====== Data extract
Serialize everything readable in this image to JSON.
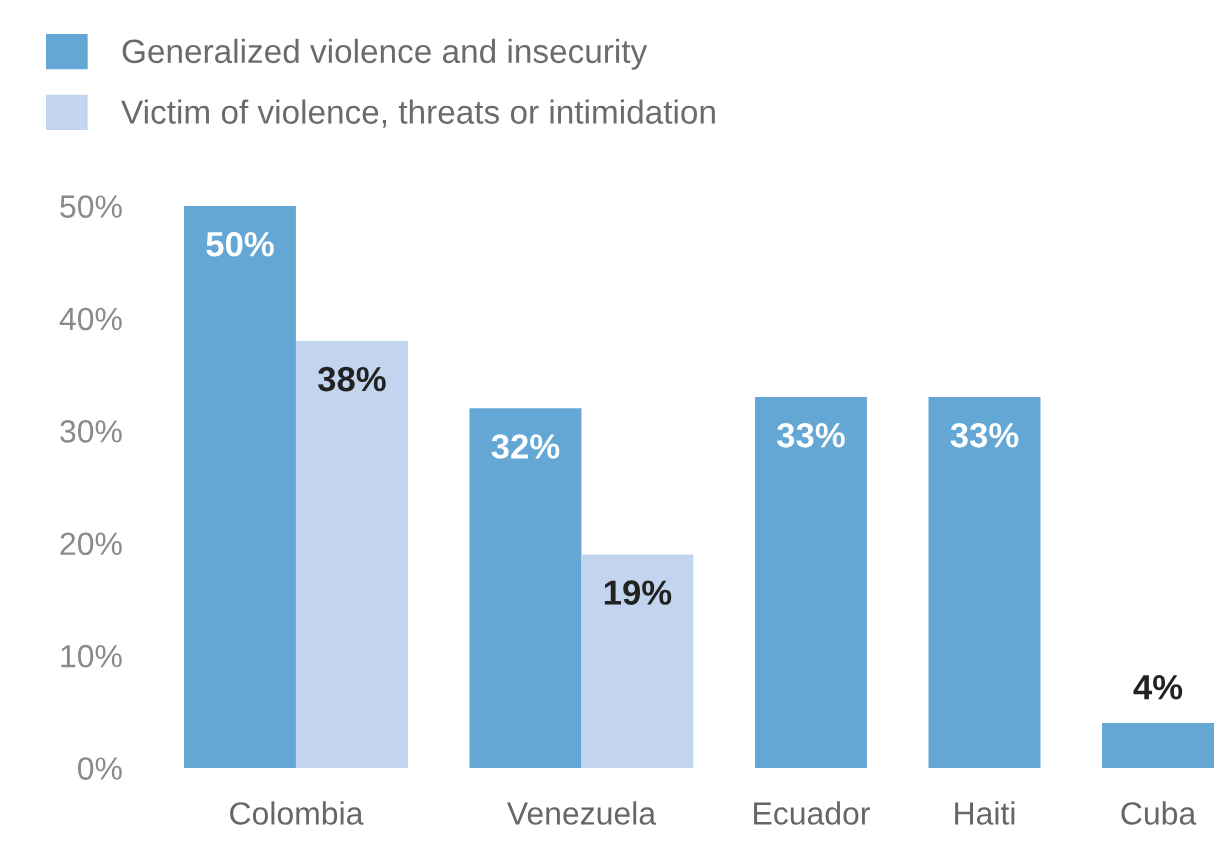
{
  "chart_data": {
    "type": "bar",
    "categories": [
      "Colombia",
      "Venezuela",
      "Ecuador",
      "Haiti",
      "Cuba"
    ],
    "series": [
      {
        "name": "Generalized violence and insecurity",
        "color": "#64a7d5",
        "values": [
          50,
          32,
          33,
          33,
          4
        ],
        "value_labels": [
          "50%",
          "32%",
          "33%",
          "33%",
          "4%"
        ]
      },
      {
        "name": "Victim of violence, threats or intimidation",
        "color": "#c3d5ee",
        "values": [
          38,
          19,
          null,
          null,
          null
        ],
        "value_labels": [
          "38%",
          "19%",
          null,
          null,
          null
        ]
      }
    ],
    "ylim": [
      0,
      50
    ],
    "yticks": [
      {
        "value": 0,
        "label": "0%"
      },
      {
        "value": 10,
        "label": "10%"
      },
      {
        "value": 20,
        "label": "20%"
      },
      {
        "value": 30,
        "label": "30%"
      },
      {
        "value": 40,
        "label": "40%"
      },
      {
        "value": 50,
        "label": "50%"
      }
    ],
    "grid": false,
    "legend": "top left"
  }
}
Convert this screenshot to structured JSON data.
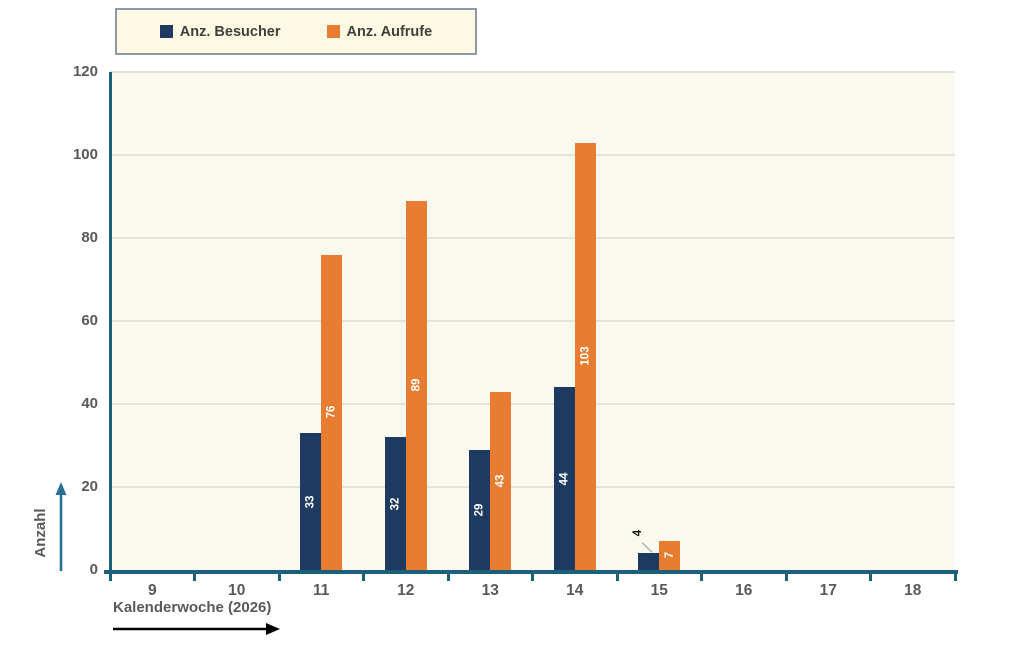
{
  "legend": {
    "items": [
      {
        "label": "Anz. Besucher",
        "color": "#1F3A61"
      },
      {
        "label": "Anz. Aufrufe",
        "color": "#E87C30"
      }
    ]
  },
  "axes": {
    "y_title": "Anzahl",
    "x_title": "Kalenderwoche (2026)"
  },
  "chart_data": {
    "type": "bar",
    "title": "",
    "categories": [
      "9",
      "10",
      "11",
      "12",
      "13",
      "14",
      "15",
      "16",
      "17",
      "18"
    ],
    "series": [
      {
        "name": "Anz. Besucher",
        "color": "#1F3A61",
        "values": [
          null,
          null,
          33,
          32,
          29,
          44,
          4,
          null,
          null,
          null
        ]
      },
      {
        "name": "Anz. Aufrufe",
        "color": "#E87C30",
        "values": [
          null,
          null,
          76,
          89,
          43,
          103,
          7,
          null,
          null,
          null
        ]
      }
    ],
    "xlabel": "Kalenderwoche (2026)",
    "ylabel": "Anzahl",
    "ylim": [
      0,
      120
    ],
    "yticks": [
      0,
      20,
      40,
      60,
      80,
      100,
      120
    ],
    "grid": true,
    "legend_position": "top",
    "data_labels": "inside-center-rotated",
    "colors": {
      "axis": "#1C5F7B",
      "grid": "#E3E3DA",
      "plot_bg": "#FAF9EF",
      "legend_bg": "#FDFAE3",
      "legend_border": "#8C99A9",
      "tick_text": "#595959",
      "bar_label": "#FFFFFF",
      "outside_label": "#1A1A1A",
      "y_arrow": "#276F92",
      "x_arrow": "#000000"
    }
  }
}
============
▸ Exercise
Your task is to repeat the material above exactly, without its pictures.

▸ Exercise answer
Serialize everything readable in this image to JSON.
{
  "chart_data": {
    "type": "bar",
    "categories": [
      "Colombia",
      "Venezuela",
      "Ecuador",
      "Haiti",
      "Cuba"
    ],
    "series": [
      {
        "name": "Generalized violence and insecurity",
        "color": "#64a7d5",
        "values": [
          50,
          32,
          33,
          33,
          4
        ],
        "value_labels": [
          "50%",
          "32%",
          "33%",
          "33%",
          "4%"
        ]
      },
      {
        "name": "Victim of violence, threats or intimidation",
        "color": "#c3d5ee",
        "values": [
          38,
          19,
          null,
          null,
          null
        ],
        "value_labels": [
          "38%",
          "19%",
          null,
          null,
          null
        ]
      }
    ],
    "ylim": [
      0,
      50
    ],
    "yticks": [
      {
        "value": 0,
        "label": "0%"
      },
      {
        "value": 10,
        "label": "10%"
      },
      {
        "value": 20,
        "label": "20%"
      },
      {
        "value": 30,
        "label": "30%"
      },
      {
        "value": 40,
        "label": "40%"
      },
      {
        "value": 50,
        "label": "50%"
      }
    ],
    "grid": false,
    "legend": "top left"
  }
}
Convert this screenshot to structured JSON data.
{
  "legend": {
    "items": [
      {
        "label": "Anz. Besucher",
        "color": "#1F3A61"
      },
      {
        "label": "Anz. Aufrufe",
        "color": "#E87C30"
      }
    ]
  },
  "axes": {
    "y_title": "Anzahl",
    "x_title": "Kalenderwoche (2026)"
  },
  "chart_data": {
    "type": "bar",
    "title": "",
    "categories": [
      "9",
      "10",
      "11",
      "12",
      "13",
      "14",
      "15",
      "16",
      "17",
      "18"
    ],
    "series": [
      {
        "name": "Anz. Besucher",
        "color": "#1F3A61",
        "values": [
          null,
          null,
          33,
          32,
          29,
          44,
          4,
          null,
          null,
          null
        ]
      },
      {
        "name": "Anz. Aufrufe",
        "color": "#E87C30",
        "values": [
          null,
          null,
          76,
          89,
          43,
          103,
          7,
          null,
          null,
          null
        ]
      }
    ],
    "xlabel": "Kalenderwoche (2026)",
    "ylabel": "Anzahl",
    "ylim": [
      0,
      120
    ],
    "yticks": [
      0,
      20,
      40,
      60,
      80,
      100,
      120
    ],
    "grid": true,
    "legend_position": "top",
    "data_labels": "inside-center-rotated",
    "colors": {
      "axis": "#1C5F7B",
      "grid": "#E3E3DA",
      "plot_bg": "#FAF9EF",
      "legend_bg": "#FDFAE3",
      "legend_border": "#8C99A9",
      "tick_text": "#595959",
      "bar_label": "#FFFFFF",
      "outside_label": "#1A1A1A",
      "y_arrow": "#276F92",
      "x_arrow": "#000000"
    }
  }
}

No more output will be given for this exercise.